(WRITTEN REQUEST):
You are to retype all of the data exactly as it appears.

[Records about charts and figures]
— START —

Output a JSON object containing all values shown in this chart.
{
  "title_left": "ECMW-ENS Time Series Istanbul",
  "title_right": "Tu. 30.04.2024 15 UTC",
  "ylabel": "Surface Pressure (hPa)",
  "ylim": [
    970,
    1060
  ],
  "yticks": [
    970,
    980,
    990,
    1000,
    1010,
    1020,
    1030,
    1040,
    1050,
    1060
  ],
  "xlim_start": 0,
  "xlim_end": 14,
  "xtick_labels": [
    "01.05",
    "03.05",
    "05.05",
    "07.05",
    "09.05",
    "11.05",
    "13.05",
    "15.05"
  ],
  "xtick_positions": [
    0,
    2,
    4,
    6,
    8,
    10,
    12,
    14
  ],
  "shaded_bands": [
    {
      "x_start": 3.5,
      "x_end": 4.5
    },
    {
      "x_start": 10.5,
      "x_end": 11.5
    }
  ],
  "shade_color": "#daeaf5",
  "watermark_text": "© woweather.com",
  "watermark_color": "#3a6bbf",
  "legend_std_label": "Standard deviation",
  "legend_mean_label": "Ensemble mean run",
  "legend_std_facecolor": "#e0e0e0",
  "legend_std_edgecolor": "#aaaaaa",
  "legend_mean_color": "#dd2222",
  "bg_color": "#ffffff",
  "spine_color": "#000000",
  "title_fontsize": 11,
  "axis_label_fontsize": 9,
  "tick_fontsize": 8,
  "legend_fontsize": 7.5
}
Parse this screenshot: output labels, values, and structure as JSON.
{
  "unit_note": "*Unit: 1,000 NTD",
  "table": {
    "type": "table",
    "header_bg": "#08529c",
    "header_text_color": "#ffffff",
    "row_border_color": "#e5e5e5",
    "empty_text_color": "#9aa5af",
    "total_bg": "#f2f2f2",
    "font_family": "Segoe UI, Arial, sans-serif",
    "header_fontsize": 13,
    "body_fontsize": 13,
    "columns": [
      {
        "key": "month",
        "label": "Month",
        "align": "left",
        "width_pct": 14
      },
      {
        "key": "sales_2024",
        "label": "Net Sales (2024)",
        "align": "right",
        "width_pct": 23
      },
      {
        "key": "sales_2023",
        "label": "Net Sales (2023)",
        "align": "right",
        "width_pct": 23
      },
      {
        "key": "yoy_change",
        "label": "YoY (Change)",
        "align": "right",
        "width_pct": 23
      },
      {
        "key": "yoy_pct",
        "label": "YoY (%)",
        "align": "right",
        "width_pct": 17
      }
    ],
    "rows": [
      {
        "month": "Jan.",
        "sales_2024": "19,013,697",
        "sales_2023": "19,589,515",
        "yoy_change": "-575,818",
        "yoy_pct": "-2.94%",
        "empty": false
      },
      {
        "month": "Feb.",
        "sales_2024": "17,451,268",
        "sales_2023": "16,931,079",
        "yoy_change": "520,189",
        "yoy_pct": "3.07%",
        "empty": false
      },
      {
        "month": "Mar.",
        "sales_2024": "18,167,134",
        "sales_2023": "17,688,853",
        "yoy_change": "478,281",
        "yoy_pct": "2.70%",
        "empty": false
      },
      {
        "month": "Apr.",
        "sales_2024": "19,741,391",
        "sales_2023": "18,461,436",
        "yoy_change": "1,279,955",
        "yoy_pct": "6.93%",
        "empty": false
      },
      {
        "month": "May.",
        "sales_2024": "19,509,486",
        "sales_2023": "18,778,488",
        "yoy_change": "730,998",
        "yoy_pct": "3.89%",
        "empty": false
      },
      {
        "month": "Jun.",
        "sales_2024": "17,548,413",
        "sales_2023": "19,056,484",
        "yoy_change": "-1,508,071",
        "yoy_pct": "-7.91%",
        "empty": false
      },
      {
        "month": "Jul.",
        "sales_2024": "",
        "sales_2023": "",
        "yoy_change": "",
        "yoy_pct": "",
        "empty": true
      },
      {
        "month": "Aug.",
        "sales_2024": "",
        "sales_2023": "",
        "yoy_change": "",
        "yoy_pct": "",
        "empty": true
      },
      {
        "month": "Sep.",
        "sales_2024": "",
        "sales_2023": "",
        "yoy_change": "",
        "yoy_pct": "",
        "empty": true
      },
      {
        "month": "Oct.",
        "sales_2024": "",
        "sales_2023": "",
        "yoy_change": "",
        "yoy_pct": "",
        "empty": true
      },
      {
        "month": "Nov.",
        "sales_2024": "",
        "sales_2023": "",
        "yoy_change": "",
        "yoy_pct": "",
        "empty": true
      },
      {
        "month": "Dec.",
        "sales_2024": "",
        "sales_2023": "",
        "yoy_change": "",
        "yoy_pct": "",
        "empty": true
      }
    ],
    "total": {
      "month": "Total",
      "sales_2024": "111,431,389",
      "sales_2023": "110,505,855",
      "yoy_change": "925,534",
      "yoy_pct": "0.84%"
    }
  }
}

— END —

(EXERCISE RESULT):
Output a JSON object containing all values shown in this chart.
{
  "title_left": "ECMW-ENS Time Series Istanbul",
  "title_right": "Tu. 30.04.2024 15 UTC",
  "ylabel": "Surface Pressure (hPa)",
  "ylim": [
    970,
    1060
  ],
  "yticks": [
    970,
    980,
    990,
    1000,
    1010,
    1020,
    1030,
    1040,
    1050,
    1060
  ],
  "xlim_start": 0,
  "xlim_end": 14,
  "xtick_labels": [
    "01.05",
    "03.05",
    "05.05",
    "07.05",
    "09.05",
    "11.05",
    "13.05",
    "15.05"
  ],
  "xtick_positions": [
    0,
    2,
    4,
    6,
    8,
    10,
    12,
    14
  ],
  "shaded_bands": [
    {
      "x_start": 3.5,
      "x_end": 4.5
    },
    {
      "x_start": 10.5,
      "x_end": 11.5
    }
  ],
  "shade_color": "#daeaf5",
  "watermark_text": "© woweather.com",
  "watermark_color": "#3a6bbf",
  "legend_std_label": "Standard deviation",
  "legend_mean_label": "Ensemble mean run",
  "legend_std_facecolor": "#e0e0e0",
  "legend_std_edgecolor": "#aaaaaa",
  "legend_mean_color": "#dd2222",
  "bg_color": "#ffffff",
  "spine_color": "#000000",
  "title_fontsize": 11,
  "axis_label_fontsize": 9,
  "tick_fontsize": 8,
  "legend_fontsize": 7.5
}
Parse this screenshot: output labels, values, and structure as JSON.
{
  "unit_note": "*Unit: 1,000 NTD",
  "table": {
    "type": "table",
    "header_bg": "#08529c",
    "header_text_color": "#ffffff",
    "row_border_color": "#e5e5e5",
    "empty_text_color": "#9aa5af",
    "total_bg": "#f2f2f2",
    "font_family": "Segoe UI, Arial, sans-serif",
    "header_fontsize": 13,
    "body_fontsize": 13,
    "columns": [
      {
        "key": "month",
        "label": "Month",
        "align": "left",
        "width_pct": 14
      },
      {
        "key": "sales_2024",
        "label": "Net Sales (2024)",
        "align": "right",
        "width_pct": 23
      },
      {
        "key": "sales_2023",
        "label": "Net Sales (2023)",
        "align": "right",
        "width_pct": 23
      },
      {
        "key": "yoy_change",
        "label": "YoY (Change)",
        "align": "right",
        "width_pct": 23
      },
      {
        "key": "yoy_pct",
        "label": "YoY (%)",
        "align": "right",
        "width_pct": 17
      }
    ],
    "rows": [
      {
        "month": "Jan.",
        "sales_2024": "19,013,697",
        "sales_2023": "19,589,515",
        "yoy_change": "-575,818",
        "yoy_pct": "-2.94%",
        "empty": false
      },
      {
        "month": "Feb.",
        "sales_2024": "17,451,268",
        "sales_2023": "16,931,079",
        "yoy_change": "520,189",
        "yoy_pct": "3.07%",
        "empty": false
      },
      {
        "month": "Mar.",
        "sales_2024": "18,167,134",
        "sales_2023": "17,688,853",
        "yoy_change": "478,281",
        "yoy_pct": "2.70%",
        "empty": false
      },
      {
        "month": "Apr.",
        "sales_2024": "19,741,391",
        "sales_2023": "18,461,436",
        "yoy_change": "1,279,955",
        "yoy_pct": "6.93%",
        "empty": false
      },
      {
        "month": "May.",
        "sales_2024": "19,509,486",
        "sales_2023": "18,778,488",
        "yoy_change": "730,998",
        "yoy_pct": "3.89%",
        "empty": false
      },
      {
        "month": "Jun.",
        "sales_2024": "17,548,413",
        "sales_2023": "19,056,484",
        "yoy_change": "-1,508,071",
        "yoy_pct": "-7.91%",
        "empty": false
      },
      {
        "month": "Jul.",
        "sales_2024": "",
        "sales_2023": "",
        "yoy_change": "",
        "yoy_pct": "",
        "empty": true
      },
      {
        "month": "Aug.",
        "sales_2024": "",
        "sales_2023": "",
        "yoy_change": "",
        "yoy_pct": "",
        "empty": true
      },
      {
        "month": "Sep.",
        "sales_2024": "",
        "sales_2023": "",
        "yoy_change": "",
        "yoy_pct": "",
        "empty": true
      },
      {
        "month": "Oct.",
        "sales_2024": "",
        "sales_2023": "",
        "yoy_change": "",
        "yoy_pct": "",
        "empty": true
      },
      {
        "month": "Nov.",
        "sales_2024": "",
        "sales_2023": "",
        "yoy_change": "",
        "yoy_pct": "",
        "empty": true
      },
      {
        "month": "Dec.",
        "sales_2024": "",
        "sales_2023": "",
        "yoy_change": "",
        "yoy_pct": "",
        "empty": true
      }
    ],
    "total": {
      "month": "Total",
      "sales_2024": "111,431,389",
      "sales_2023": "110,505,855",
      "yoy_change": "925,534",
      "yoy_pct": "0.84%"
    }
  }
}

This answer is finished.